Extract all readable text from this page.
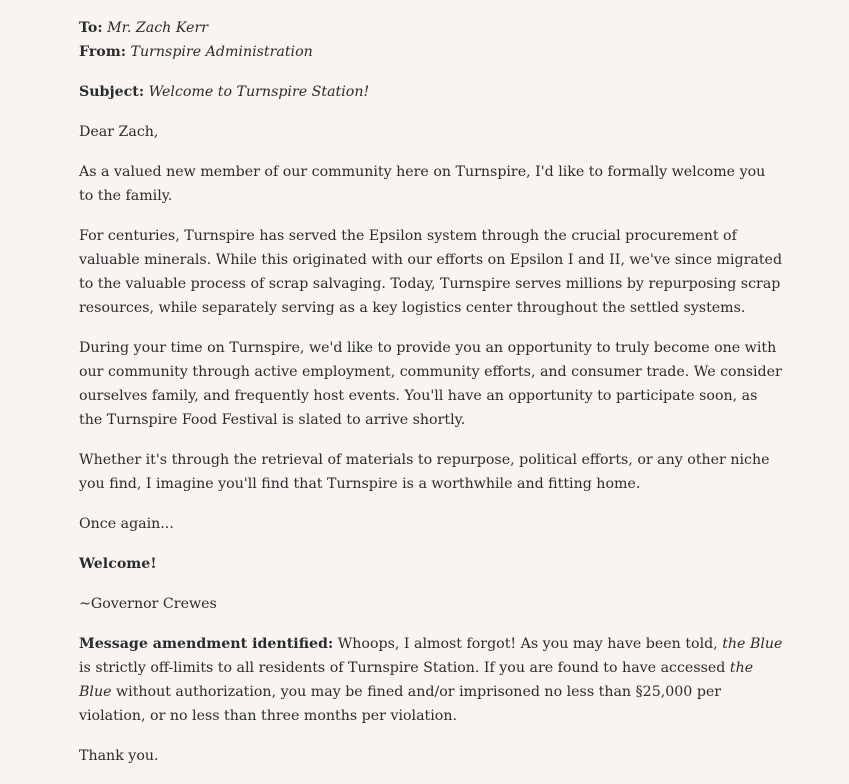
To: Mr. Zach Kerr

From: Turnspire Administration

Subject: Welcome to Turnspire Station!

Dear Zach,

As a valued new member of our community here on Turnspire, I'd like to formally welcome you to the family.

For centuries, Turnspire has served the Epsilon system through the crucial procurement of valuable minerals. While this originated with our efforts on Epsilon I and II, we've since migrated to the valuable process of scrap salvaging. Today, Turnspire serves millions by repurposing scrap resources, while separately serving as a key logistics center throughout the settled systems.

During your time on Turnspire, we'd like to provide you an opportunity to truly become one with our community through active employment, community efforts, and consumer trade. We consider ourselves family, and frequently host events. You'll have an opportunity to participate soon, as the Turnspire Food Festival is slated to arrive shortly.

Whether it's through the retrieval of materials to repurpose, political efforts, or any other niche you find, I imagine you'll find that Turnspire is a worthwhile and fitting home.

Once again...

Welcome!

~Governor Crewes

Message amendment identified: Whoops, I almost forgot! As you may have been told, the Blue is strictly off-limits to all residents of Turnspire Station. If you are found to have accessed the Blue without authorization, you may be fined and/or imprisoned no less than §25,000 per violation, or no less than three months per violation.

Thank you.
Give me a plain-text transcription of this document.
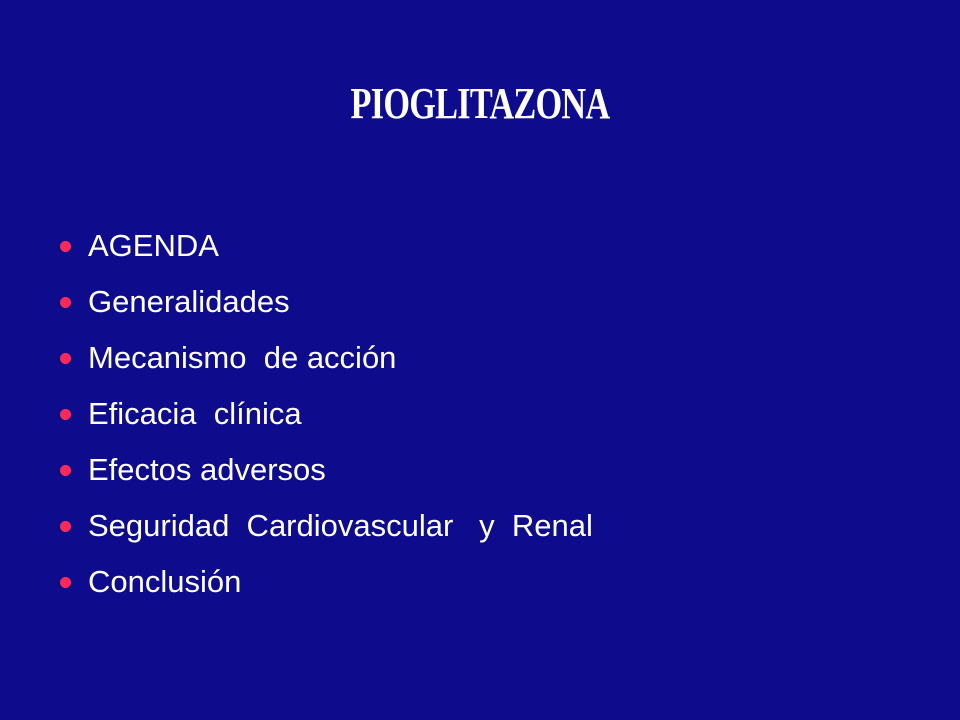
PIOGLITAZONA
AGENDA
Generalidades
Mecanismo  de acción
Eficacia  clínica
Efectos adversos
Seguridad  Cardiovascular   y  Renal
Conclusión
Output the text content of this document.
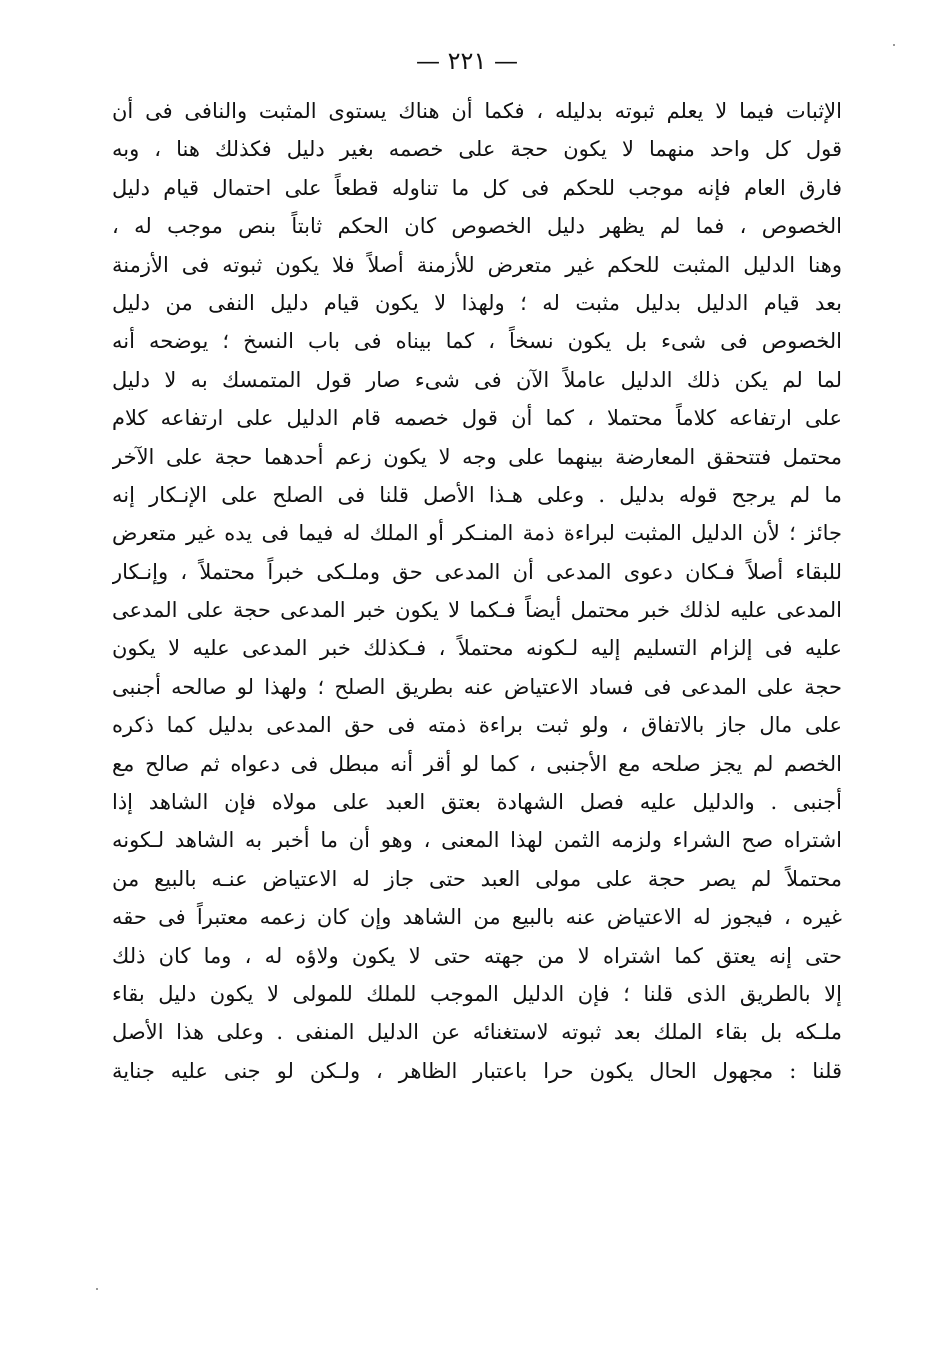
— ٢٢١ —
الإثبات فيما لا يعلم ثبوته بدليله ، فكما أن هناك يستوى المثبت والنافى فى أن
قول كل واحد منهما لا يكون حجة على خصمه بغير دليل فكذلك هنا ، وبه
فارق العام فإنه موجب للحكم فى كل ما تناوله قطعاً على احتمال قيام دليل
الخصوص ، فما لم يظهر دليل الخصوص كان الحكم ثابتاً بنص موجب له ،
وهنا الدليل المثبت للحكم غير متعرض للأزمنة أصلاً فلا يكون ثبوته فى الأزمنة
بعد قيام الدليل بدليل مثبت له ؛ ولهذا لا يكون قيام دليل النفى من دليل
الخصوص فى شىء بل يكون نسخاً ، كما بيناه فى باب النسخ ؛ يوضحه أنه
لما لم يكن ذلك الدليل عاملاً الآن فى شىء صار قول المتمسك به لا دليل
على ارتفاعه كلاماً محتملا ، كما أن قول خصمه قام الدليل على ارتفاعه كلام
محتمل فتتحقق المعارضة بينهما على وجه لا يكون زعم أحدهما حجة على الآخر
ما لم يرجح قوله بدليل . وعلى هـذا الأصل قلنا فى الصلح على الإنـكار إنه
جائز ؛ لأن الدليل المثبت لبراءة ذمة المنـكر أو الملك له فيما فى يده غير متعرض
للبقاء أصلاً فـكان دعوى المدعى أن المدعى حق وملـكى خبراً محتملاً ، وإنـكار
المدعى عليه لذلك خبر محتمل أيضاً فـكما لا يكون خبر المدعى حجة على المدعى
عليه فى إلزام التسليم إليه لـكونه محتملاً ، فـكذلك خبر المدعى عليه لا يكون
حجة على المدعى فى فساد الاعتياض عنه بطريق الصلح ؛ ولهذا لو صالحه أجنبى
على مال جاز بالاتفاق ، ولو ثبت براءة ذمته فى حق المدعى بدليل كما ذكره
الخصم لم يجز صلحه مع الأجنبى ، كما لو أقر أنه مبطل فى دعواه ثم صالح مع
أجنبى . والدليل عليه فصل الشهادة بعتق العبد على مولاه فإن الشاهد إذا
اشتراه صح الشراء ولزمه الثمن لهذا المعنى ، وهو أن ما أخبر به الشاهد لـكونه
محتملاً لم يصر حجة على مولى العبد حتى جاز له الاعتياض عنـه بالبيع من
غيره ، فيجوز له الاعتياض عنه بالبيع من الشاهد وإن كان زعمه معتبراً فى حقه
حتى إنه يعتق كما اشتراه لا من جهته حتى لا يكون ولاؤه له ، وما كان ذلك
إلا بالطريق الذى قلنا ؛ فإن الدليل الموجب للملك للمولى لا يكون دليل بقاء
ملـكه بل بقاء الملك بعد ثبوته لاستغنائه عن الدليل المنفى . وعلى هذا الأصل
قلنا : مجهول الحال يكون حرا باعتبار الظاهر ، ولـكن لو جنى عليه جناية
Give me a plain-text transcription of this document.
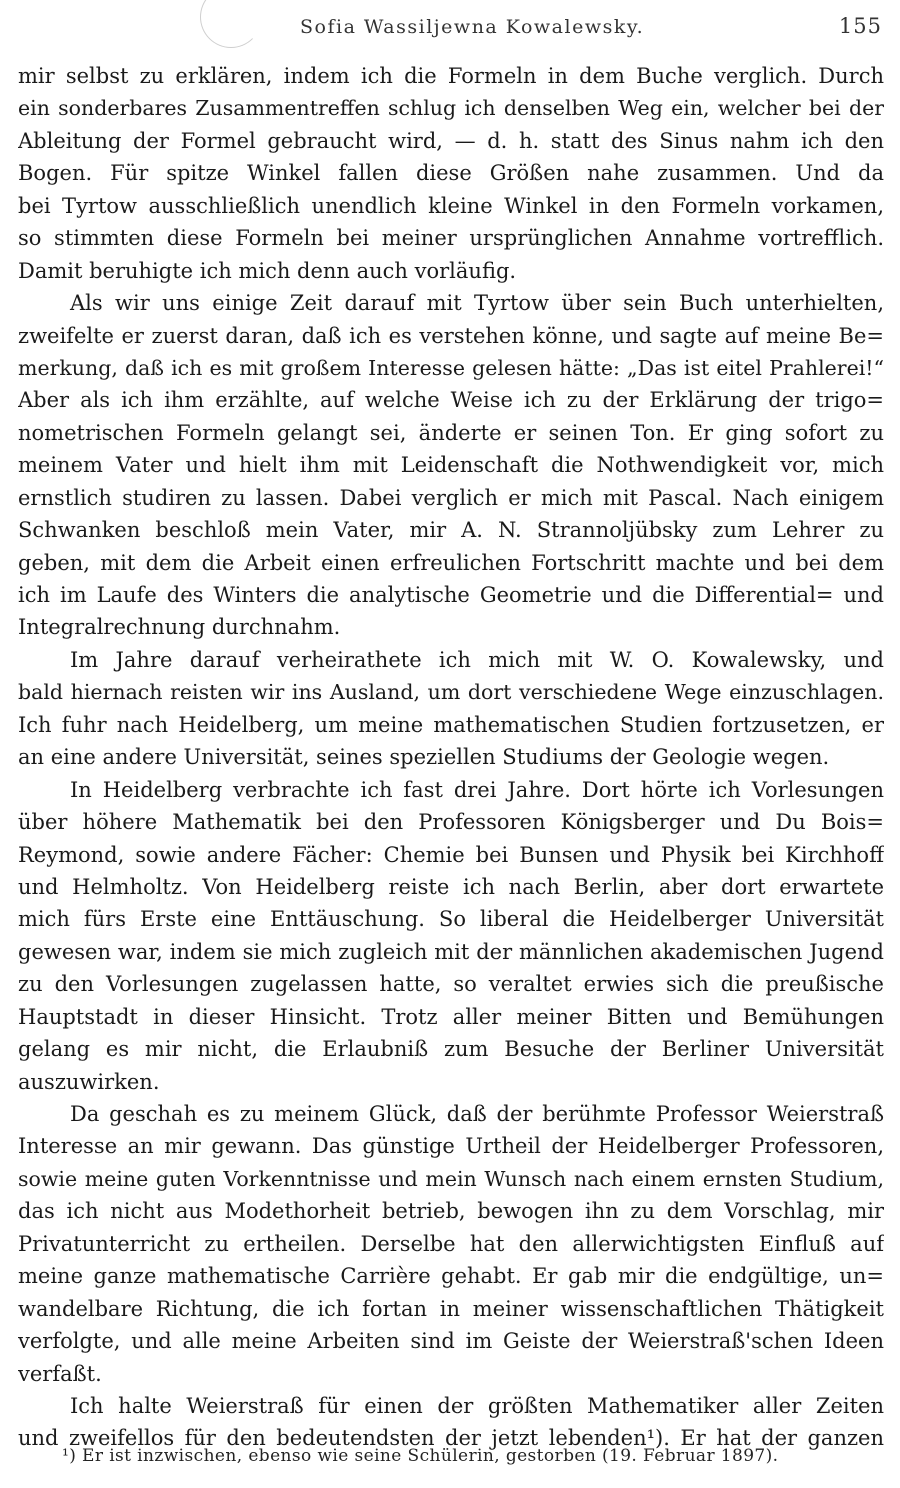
Sofia Wassiljewna Kowalewsky.	155
mir selbst zu erklären, indem ich die Formeln in dem Buche verglich. Durch
ein sonderbares Zusammentreffen schlug ich denselben Weg ein, welcher bei der
Ableitung der Formel gebraucht wird, — d. h. statt des Sinus nahm ich den
Bogen. Für spitze Winkel fallen diese Größen nahe zusammen. Und da
bei Tyrtow ausschließlich unendlich kleine Winkel in den Formeln vorkamen,
so stimmten diese Formeln bei meiner ursprünglichen Annahme vortrefflich.
Damit beruhigte ich mich denn auch vorläufig.
Als wir uns einige Zeit darauf mit Tyrtow über sein Buch unterhielten,
zweifelte er zuerst daran, daß ich es verstehen könne, und sagte auf meine Be=
merkung, daß ich es mit großem Interesse gelesen hätte: „Das ist eitel Prahlerei!“
Aber als ich ihm erzählte, auf welche Weise ich zu der Erklärung der trigo=
nometrischen Formeln gelangt sei, änderte er seinen Ton. Er ging sofort zu
meinem Vater und hielt ihm mit Leidenschaft die Nothwendigkeit vor, mich
ernstlich studiren zu lassen. Dabei verglich er mich mit Pascal. Nach einigem
Schwanken beschloß mein Vater, mir A. N. Strannoljübsky zum Lehrer zu
geben, mit dem die Arbeit einen erfreulichen Fortschritt machte und bei dem
ich im Laufe des Winters die analytische Geometrie und die Differential= und
Integralrechnung durchnahm.
Im Jahre darauf verheirathete ich mich mit W. O. Kowalewsky, und
bald hiernach reisten wir ins Ausland, um dort verschiedene Wege einzuschlagen.
Ich fuhr nach Heidelberg, um meine mathematischen Studien fortzusetzen, er
an eine andere Universität, seines speziellen Studiums der Geologie wegen.
In Heidelberg verbrachte ich fast drei Jahre. Dort hörte ich Vorlesungen
über höhere Mathematik bei den Professoren Königsberger und Du Bois=
Reymond, sowie andere Fächer: Chemie bei Bunsen und Physik bei Kirchhoff
und Helmholtz. Von Heidelberg reiste ich nach Berlin, aber dort erwartete
mich fürs Erste eine Enttäuschung. So liberal die Heidelberger Universität
gewesen war, indem sie mich zugleich mit der männlichen akademischen Jugend
zu den Vorlesungen zugelassen hatte, so veraltet erwies sich die preußische
Hauptstadt in dieser Hinsicht. Trotz aller meiner Bitten und Bemühungen
gelang es mir nicht, die Erlaubniß zum Besuche der Berliner Universität
auszuwirken.
Da geschah es zu meinem Glück, daß der berühmte Professor Weierstraß
Interesse an mir gewann. Das günstige Urtheil der Heidelberger Professoren,
sowie meine guten Vorkenntnisse und mein Wunsch nach einem ernsten Studium,
das ich nicht aus Modethorheit betrieb, bewogen ihn zu dem Vorschlag, mir
Privatunterricht zu ertheilen. Derselbe hat den allerwichtigsten Einfluß auf
meine ganze mathematische Carrière gehabt. Er gab mir die endgültige, un=
wandelbare Richtung, die ich fortan in meiner wissenschaftlichen Thätigkeit
verfolgte, und alle meine Arbeiten sind im Geiste der Weierstraß'schen Ideen
verfaßt.
Ich halte Weierstraß für einen der größten Mathematiker aller Zeiten
und zweifellos für den bedeutendsten der jetzt lebenden¹). Er hat der ganzen
¹) Er ist inzwischen, ebenso wie seine Schülerin, gestorben (19. Februar 1897).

########################################

WHAT IS BEING ASKED:
From the data, collect all lines where the string "über" appears.

EXPECTED ANSWER:
Als wir uns einige Zeit darauf mit Tyrtow über sein Buch unterhielten,
über höhere Mathematik bei den Professoren Königsberger und Du Bois=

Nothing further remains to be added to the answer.